## Exercise
Find every line in the records below that contains the word "this", and copy each such line.

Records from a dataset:
start

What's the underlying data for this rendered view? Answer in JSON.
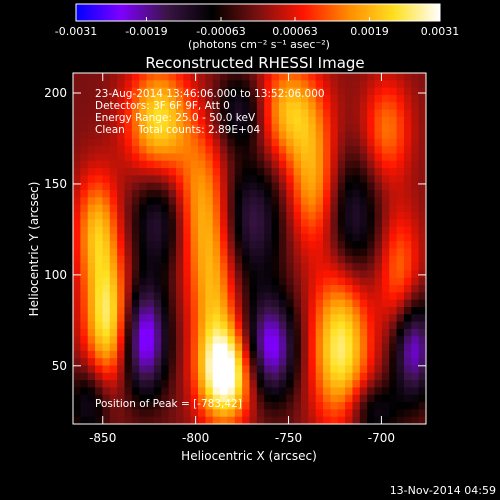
{
  "chart_data": {
    "type": "heatmap",
    "title": "Reconstructed RHESSI Image",
    "xlabel": "Heliocentric X (arcsec)",
    "ylabel": "Heliocentric Y (arcsec)",
    "xlim": [
      -866,
      -676
    ],
    "ylim": [
      18,
      211
    ],
    "x_ticks": [
      -850,
      -800,
      -750,
      -700
    ],
    "y_ticks": [
      50,
      100,
      150,
      200
    ],
    "colorbar": {
      "min": -0.0031,
      "max": 0.0031,
      "tick_values": [
        -0.0031,
        -0.0019,
        -0.00063,
        0.00063,
        0.0019,
        0.0031
      ],
      "tick_labels": [
        "-0.0031",
        "-0.0019",
        "-0.00063",
        "0.00063",
        "0.0019",
        "0.0031"
      ],
      "unit_label": "(photons cm⁻² s⁻¹ asec⁻²)",
      "colormap": [
        "#0000ff",
        "#7f00ff",
        "#3a1446",
        "#000000",
        "#7a1010",
        "#ff1500",
        "#ff8c00",
        "#ffe020",
        "#ffffff"
      ]
    },
    "annotations": [
      "23-Aug-2014 13:46:06.000 to 13:52:06.000",
      "Detectors: 3F 6F 9F, Att 0",
      "Energy Range: 25.0 - 50.0 keV",
      "Clean    Total counts: 2.89E+04"
    ],
    "peak_label": "Position of Peak = [-783,42]",
    "peak": {
      "x": -783,
      "y": 42
    },
    "grid": false,
    "features": [
      {
        "kind": "positive",
        "x": -783,
        "y": 45,
        "sx": 10,
        "sy": 18,
        "a": 1.0
      },
      {
        "kind": "positive",
        "x": -790,
        "y": 85,
        "sx": 9,
        "sy": 35,
        "a": 0.55
      },
      {
        "kind": "positive",
        "x": -797,
        "y": 140,
        "sx": 10,
        "sy": 30,
        "a": 0.5
      },
      {
        "kind": "positive",
        "x": -820,
        "y": 185,
        "sx": 12,
        "sy": 22,
        "a": 0.75
      },
      {
        "kind": "positive",
        "x": -847,
        "y": 75,
        "sx": 9,
        "sy": 25,
        "a": 0.85
      },
      {
        "kind": "positive",
        "x": -853,
        "y": 125,
        "sx": 8,
        "sy": 22,
        "a": 0.6
      },
      {
        "kind": "positive",
        "x": -750,
        "y": 190,
        "sx": 13,
        "sy": 20,
        "a": 0.65
      },
      {
        "kind": "positive",
        "x": -737,
        "y": 150,
        "sx": 9,
        "sy": 25,
        "a": 0.55
      },
      {
        "kind": "positive",
        "x": -722,
        "y": 60,
        "sx": 11,
        "sy": 30,
        "a": 0.85
      },
      {
        "kind": "positive",
        "x": -690,
        "y": 100,
        "sx": 8,
        "sy": 25,
        "a": 0.45
      },
      {
        "kind": "positive",
        "x": -697,
        "y": 180,
        "sx": 9,
        "sy": 20,
        "a": 0.45
      },
      {
        "kind": "negative",
        "x": -828,
        "y": 65,
        "sx": 9,
        "sy": 22,
        "a": 0.85
      },
      {
        "kind": "negative",
        "x": -760,
        "y": 60,
        "sx": 10,
        "sy": 20,
        "a": 0.8
      },
      {
        "kind": "negative",
        "x": -683,
        "y": 60,
        "sx": 8,
        "sy": 20,
        "a": 0.75
      },
      {
        "kind": "negative",
        "x": -770,
        "y": 130,
        "sx": 12,
        "sy": 25,
        "a": 0.5
      },
      {
        "kind": "negative",
        "x": -775,
        "y": 190,
        "sx": 10,
        "sy": 15,
        "a": 0.45
      },
      {
        "kind": "negative",
        "x": -820,
        "y": 130,
        "sx": 10,
        "sy": 20,
        "a": 0.45
      },
      {
        "kind": "negative",
        "x": -715,
        "y": 130,
        "sx": 10,
        "sy": 25,
        "a": 0.45
      },
      {
        "kind": "negative",
        "x": -857,
        "y": 30,
        "sx": 8,
        "sy": 15,
        "a": 0.4
      },
      {
        "kind": "negative",
        "x": -705,
        "y": 25,
        "sx": 10,
        "sy": 12,
        "a": 0.4
      }
    ]
  },
  "footer": {
    "timestamp": "13-Nov-2014 04:59"
  }
}
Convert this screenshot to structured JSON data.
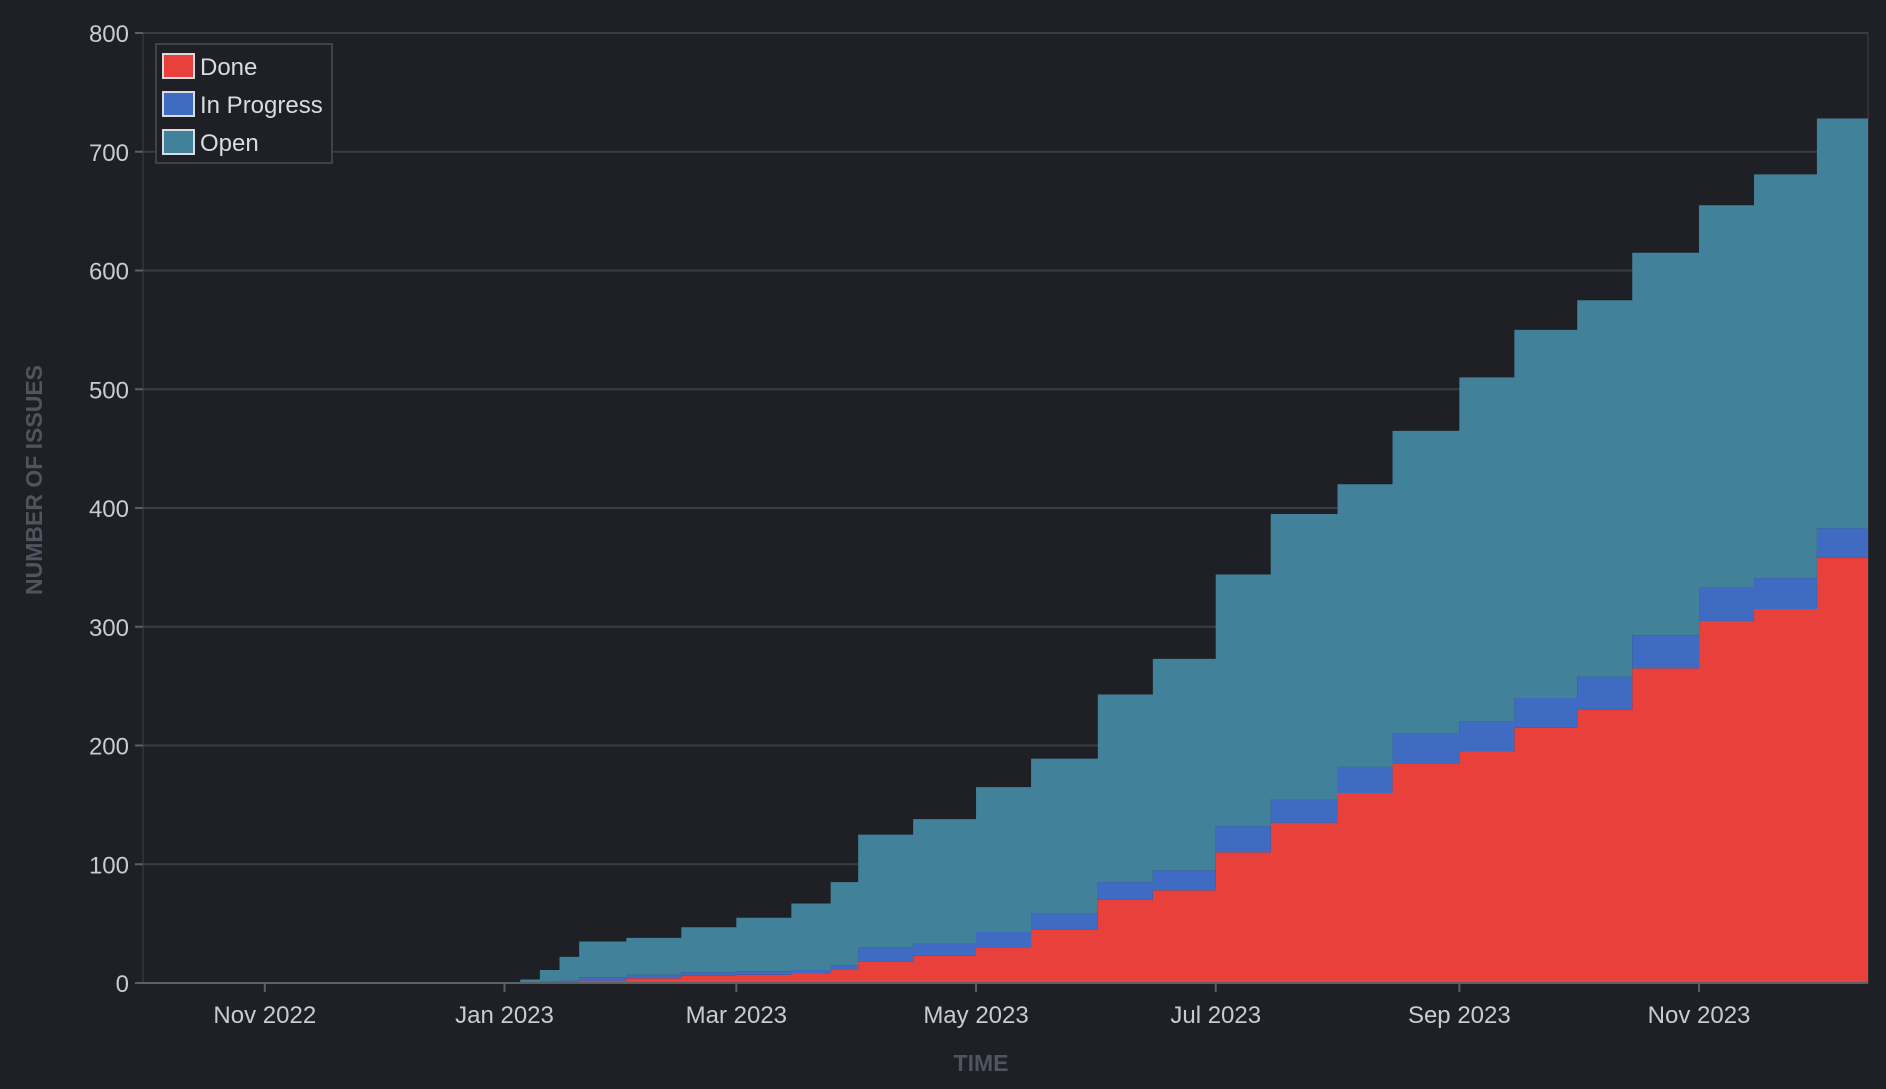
{
  "chart_data": {
    "type": "area",
    "stacked": true,
    "xlabel": "TIME",
    "ylabel": "NUMBER OF ISSUES",
    "ylim": [
      0,
      800
    ],
    "xlim": [
      "2022-10-01",
      "2023-12-14"
    ],
    "yticks": [
      0,
      100,
      200,
      300,
      400,
      500,
      600,
      700,
      800
    ],
    "xticks": [
      {
        "date": "2022-11-01",
        "label": "Nov 2022"
      },
      {
        "date": "2023-01-01",
        "label": "Jan 2023"
      },
      {
        "date": "2023-03-01",
        "label": "Mar 2023"
      },
      {
        "date": "2023-05-01",
        "label": "May 2023"
      },
      {
        "date": "2023-07-01",
        "label": "Jul 2023"
      },
      {
        "date": "2023-09-01",
        "label": "Sep 2023"
      },
      {
        "date": "2023-11-01",
        "label": "Nov 2023"
      }
    ],
    "grid": "horizontal",
    "legend_position": "top-left",
    "dates": [
      "2022-10-01",
      "2022-12-31",
      "2023-01-05",
      "2023-01-10",
      "2023-01-15",
      "2023-01-20",
      "2023-02-01",
      "2023-02-15",
      "2023-03-01",
      "2023-03-15",
      "2023-03-25",
      "2023-04-01",
      "2023-04-15",
      "2023-05-01",
      "2023-05-15",
      "2023-06-01",
      "2023-06-15",
      "2023-07-01",
      "2023-07-15",
      "2023-08-01",
      "2023-08-15",
      "2023-09-01",
      "2023-09-15",
      "2023-10-01",
      "2023-10-15",
      "2023-11-01",
      "2023-11-15",
      "2023-12-01",
      "2023-12-14"
    ],
    "series": [
      {
        "name": "Done",
        "color": "#e8403a",
        "values": [
          0,
          0,
          0,
          0,
          0,
          2,
          4,
          6,
          7,
          8,
          11,
          18,
          23,
          30,
          45,
          70,
          78,
          110,
          135,
          160,
          185,
          195,
          215,
          230,
          265,
          305,
          315,
          358,
          368
        ]
      },
      {
        "name": "In Progress",
        "color": "#3f6cc2",
        "values": [
          0,
          0,
          0,
          1,
          2,
          3,
          3,
          3,
          3,
          3,
          4,
          12,
          10,
          13,
          14,
          15,
          17,
          22,
          20,
          22,
          25,
          25,
          25,
          28,
          28,
          28,
          26,
          25,
          22
        ]
      },
      {
        "name": "Open",
        "color": "#42819a",
        "values": [
          0,
          0,
          3,
          10,
          20,
          30,
          31,
          38,
          45,
          56,
          70,
          95,
          105,
          122,
          130,
          158,
          178,
          212,
          240,
          238,
          255,
          290,
          310,
          317,
          322,
          322,
          340,
          345,
          354
        ]
      }
    ]
  }
}
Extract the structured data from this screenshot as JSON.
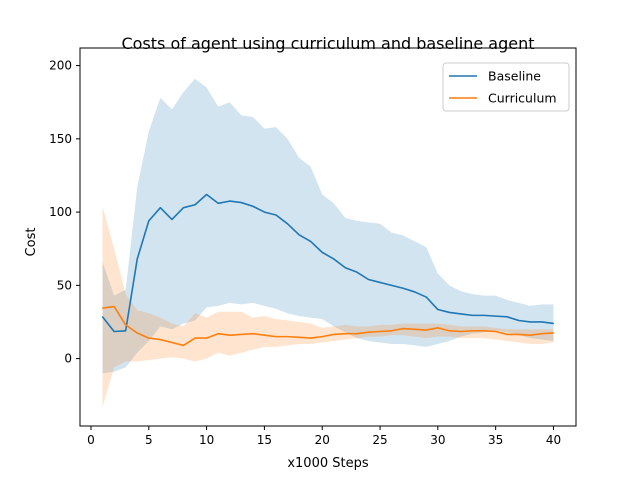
{
  "chart_data": {
    "type": "line",
    "title": "Costs of agent using curriculum and baseline agent",
    "xlabel": "x1000 Steps",
    "ylabel": "Cost",
    "xlim": [
      -0.95,
      41.95
    ],
    "ylim": [
      -46,
      212
    ],
    "xticks": [
      0,
      5,
      10,
      15,
      20,
      25,
      30,
      35,
      40
    ],
    "yticks": [
      0,
      50,
      100,
      150,
      200
    ],
    "grid": false,
    "legend_position": "top-right",
    "x": [
      1,
      2,
      3,
      4,
      5,
      6,
      7,
      8,
      9,
      10,
      11,
      12,
      13,
      14,
      15,
      16,
      17,
      18,
      19,
      20,
      21,
      22,
      23,
      24,
      25,
      26,
      27,
      28,
      29,
      30,
      31,
      32,
      33,
      34,
      35,
      36,
      37,
      38,
      39,
      40
    ],
    "series": [
      {
        "name": "Baseline",
        "color": "#1f77b4",
        "values": [
          28.5,
          18.5,
          19,
          68,
          94,
          103,
          95,
          103,
          105,
          112,
          106,
          107.5,
          106.5,
          104,
          100,
          98,
          92,
          84.5,
          80,
          72.5,
          68,
          62,
          59,
          54,
          52,
          50,
          48,
          45.5,
          42,
          33.5,
          31.5,
          30.5,
          29.5,
          29.5,
          29,
          28.5,
          26,
          25,
          25,
          24
        ],
        "lower": [
          -10,
          -9,
          -6,
          4,
          12,
          22,
          20,
          24,
          26,
          35,
          36,
          38,
          37,
          38,
          36,
          34,
          31,
          29,
          28,
          27,
          22,
          18,
          14,
          12,
          11,
          10,
          10,
          9,
          8,
          10,
          12,
          15,
          17,
          18,
          19,
          18,
          16,
          14,
          13,
          12
        ],
        "upper": [
          66,
          43,
          47,
          117,
          155,
          178,
          170,
          182,
          191,
          185,
          172,
          175,
          166,
          165,
          157,
          158,
          150,
          137,
          131,
          112,
          106,
          96,
          94,
          93,
          92,
          86,
          84,
          80,
          76,
          58,
          50,
          46,
          44,
          43,
          43,
          40,
          38,
          36,
          37,
          37
        ]
      },
      {
        "name": "Curriculum",
        "color": "#ff7f0e",
        "values": [
          34.5,
          35.5,
          23,
          17.5,
          14,
          13,
          11,
          9,
          14,
          14,
          17,
          16,
          16.5,
          17,
          16,
          15,
          15,
          14.5,
          14,
          15,
          16.5,
          17,
          17,
          18,
          18.5,
          19,
          20.5,
          20,
          19.5,
          21,
          19,
          18.5,
          19,
          19,
          18.5,
          16.5,
          16.5,
          16,
          17,
          17.5
        ],
        "lower": [
          -33,
          -6,
          -2,
          -2,
          -1,
          0,
          1,
          0,
          -2,
          0,
          4,
          2,
          4,
          6,
          8,
          8,
          9,
          10,
          10,
          11,
          12,
          13,
          14,
          15,
          15,
          16,
          16,
          15,
          14,
          15,
          15,
          14,
          14,
          14,
          13,
          12,
          11,
          10,
          10,
          11
        ],
        "upper": [
          104,
          75,
          44,
          33,
          31,
          28,
          24,
          22,
          31,
          28,
          32,
          32,
          32,
          28,
          29,
          27,
          26,
          25,
          24,
          21,
          22,
          23,
          22,
          22,
          23,
          23,
          24,
          24,
          24,
          24,
          23,
          22,
          22,
          22,
          21,
          20,
          20,
          20,
          20,
          20
        ]
      }
    ]
  }
}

end

## Response
What's the underlying data for this rendered view? Answer in JSON.
Convert this screenshot to structured JSON data.
Extract the structured data from this screenshot as JSON.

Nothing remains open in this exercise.